* What is needed *
Every record that follows should be printed verbatim.

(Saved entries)
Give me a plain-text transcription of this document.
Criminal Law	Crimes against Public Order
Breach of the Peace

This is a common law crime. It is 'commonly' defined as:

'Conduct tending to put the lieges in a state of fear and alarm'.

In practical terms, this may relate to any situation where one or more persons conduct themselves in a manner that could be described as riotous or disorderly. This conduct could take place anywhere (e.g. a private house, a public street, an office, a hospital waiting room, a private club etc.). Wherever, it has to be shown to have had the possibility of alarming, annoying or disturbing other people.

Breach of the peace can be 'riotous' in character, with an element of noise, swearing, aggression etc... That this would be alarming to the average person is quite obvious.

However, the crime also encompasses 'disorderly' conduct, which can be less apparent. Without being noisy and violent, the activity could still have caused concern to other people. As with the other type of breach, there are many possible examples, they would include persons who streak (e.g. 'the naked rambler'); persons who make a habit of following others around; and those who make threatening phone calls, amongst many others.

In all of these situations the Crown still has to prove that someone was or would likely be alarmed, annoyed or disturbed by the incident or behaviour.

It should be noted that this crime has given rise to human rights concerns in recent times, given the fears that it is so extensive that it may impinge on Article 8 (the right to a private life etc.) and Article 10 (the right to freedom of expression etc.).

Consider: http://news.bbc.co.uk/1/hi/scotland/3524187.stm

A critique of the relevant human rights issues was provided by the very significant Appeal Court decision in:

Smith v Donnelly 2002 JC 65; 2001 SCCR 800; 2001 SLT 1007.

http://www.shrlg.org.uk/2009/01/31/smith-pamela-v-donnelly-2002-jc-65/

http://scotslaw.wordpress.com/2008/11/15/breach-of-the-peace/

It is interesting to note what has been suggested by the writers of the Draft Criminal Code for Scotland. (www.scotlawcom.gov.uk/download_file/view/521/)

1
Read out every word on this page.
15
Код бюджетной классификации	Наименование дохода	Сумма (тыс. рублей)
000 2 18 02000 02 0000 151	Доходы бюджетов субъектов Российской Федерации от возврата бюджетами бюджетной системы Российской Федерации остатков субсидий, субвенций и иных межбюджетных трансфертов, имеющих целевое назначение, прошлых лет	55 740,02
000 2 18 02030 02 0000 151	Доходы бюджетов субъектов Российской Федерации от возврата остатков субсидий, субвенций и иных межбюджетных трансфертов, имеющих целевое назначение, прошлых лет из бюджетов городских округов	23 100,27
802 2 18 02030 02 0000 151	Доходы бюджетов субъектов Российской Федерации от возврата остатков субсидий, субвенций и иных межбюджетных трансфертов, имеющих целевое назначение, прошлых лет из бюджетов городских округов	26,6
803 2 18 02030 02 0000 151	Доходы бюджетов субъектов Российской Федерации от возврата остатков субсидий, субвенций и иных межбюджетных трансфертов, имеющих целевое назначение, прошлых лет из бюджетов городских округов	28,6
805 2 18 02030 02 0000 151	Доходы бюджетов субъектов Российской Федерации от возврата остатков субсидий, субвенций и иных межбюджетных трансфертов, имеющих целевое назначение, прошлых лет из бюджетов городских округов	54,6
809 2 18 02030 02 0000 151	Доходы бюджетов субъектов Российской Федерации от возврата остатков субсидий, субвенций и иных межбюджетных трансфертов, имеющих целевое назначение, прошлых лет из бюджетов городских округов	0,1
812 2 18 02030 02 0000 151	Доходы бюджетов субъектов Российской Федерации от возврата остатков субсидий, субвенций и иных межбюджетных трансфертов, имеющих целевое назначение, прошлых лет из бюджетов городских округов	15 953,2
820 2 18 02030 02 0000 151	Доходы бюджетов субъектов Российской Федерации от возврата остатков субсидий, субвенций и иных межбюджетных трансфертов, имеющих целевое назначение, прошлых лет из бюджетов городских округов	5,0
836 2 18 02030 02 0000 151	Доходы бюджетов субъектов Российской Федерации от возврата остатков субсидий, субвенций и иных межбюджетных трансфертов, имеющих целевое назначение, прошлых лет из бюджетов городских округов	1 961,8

* Written answer *
Give me a plain-text transcription of this document.
Criminal Law	Crimes against Public Order
Breach of the Peace

This is a common law crime. It is 'commonly' defined as:

'Conduct tending to put the lieges in a state of fear and alarm'.

In practical terms, this may relate to any situation where one or more persons conduct themselves in a manner that could be described as riotous or disorderly. This conduct could take place anywhere (e.g. a private house, a public street, an office, a hospital waiting room, a private club etc.). Wherever, it has to be shown to have had the possibility of alarming, annoying or disturbing other people.

Breach of the peace can be 'riotous' in character, with an element of noise, swearing, aggression etc... That this would be alarming to the average person is quite obvious.

However, the crime also encompasses 'disorderly' conduct, which can be less apparent. Without being noisy and violent, the activity could still have caused concern to other people. As with the other type of breach, there are many possible examples, they would include persons who streak (e.g. 'the naked rambler'); persons who make a habit of following others around; and those who make threatening phone calls, amongst many others.

In all of these situations the Crown still has to prove that someone was or would likely be alarmed, annoyed or disturbed by the incident or behaviour.

It should be noted that this crime has given rise to human rights concerns in recent times, given the fears that it is so extensive that it may impinge on Article 8 (the right to a private life etc.) and Article 10 (the right to freedom of expression etc.).

Consider: http://news.bbc.co.uk/1/hi/scotland/3524187.stm

A critique of the relevant human rights issues was provided by the very significant Appeal Court decision in:

Smith v Donnelly 2002 JC 65; 2001 SCCR 800; 2001 SLT 1007.

http://www.shrlg.org.uk/2009/01/31/smith-pamela-v-donnelly-2002-jc-65/

http://scotslaw.wordpress.com/2008/11/15/breach-of-the-peace/

It is interesting to note what has been suggested by the writers of the Draft Criminal Code for Scotland. (www.scotlawcom.gov.uk/download_file/view/521/)

1
Read out every word on this page.
15
Код бюджетной классификации	Наименование дохода	Сумма (тыс. рублей)
000 2 18 02000 02 0000 151	Доходы бюджетов субъектов Российской Федерации от возврата бюджетами бюджетной системы Российской Федерации остатков субсидий, субвенций и иных межбюджетных трансфертов, имеющих целевое назначение, прошлых лет	55 740,02
000 2 18 02030 02 0000 151	Доходы бюджетов субъектов Российской Федерации от возврата остатков субсидий, субвенций и иных межбюджетных трансфертов, имеющих целевое назначение, прошлых лет из бюджетов городских округов	23 100,27
802 2 18 02030 02 0000 151	Доходы бюджетов субъектов Российской Федерации от возврата остатков субсидий, субвенций и иных межбюджетных трансфертов, имеющих целевое назначение, прошлых лет из бюджетов городских округов	26,6
803 2 18 02030 02 0000 151	Доходы бюджетов субъектов Российской Федерации от возврата остатков субсидий, субвенций и иных межбюджетных трансфертов, имеющих целевое назначение, прошлых лет из бюджетов городских округов	28,6
805 2 18 02030 02 0000 151	Доходы бюджетов субъектов Российской Федерации от возврата остатков субсидий, субвенций и иных межбюджетных трансфертов, имеющих целевое назначение, прошлых лет из бюджетов городских округов	54,6
809 2 18 02030 02 0000 151	Доходы бюджетов субъектов Российской Федерации от возврата остатков субсидий, субвенций и иных межбюджетных трансфертов, имеющих целевое назначение, прошлых лет из бюджетов городских округов	0,1
812 2 18 02030 02 0000 151	Доходы бюджетов субъектов Российской Федерации от возврата остатков субсидий, субвенций и иных межбюджетных трансфертов, имеющих целевое назначение, прошлых лет из бюджетов городских округов	15 953,2
820 2 18 02030 02 0000 151	Доходы бюджетов субъектов Российской Федерации от возврата остатков субсидий, субвенций и иных межбюджетных трансфертов, имеющих целевое назначение, прошлых лет из бюджетов городских округов	5,0
836 2 18 02030 02 0000 151	Доходы бюджетов субъектов Российской Федерации от возврата остатков субсидий, субвенций и иных межбюджетных трансфертов, имеющих целевое назначение, прошлых лет из бюджетов городских округов	1 961,8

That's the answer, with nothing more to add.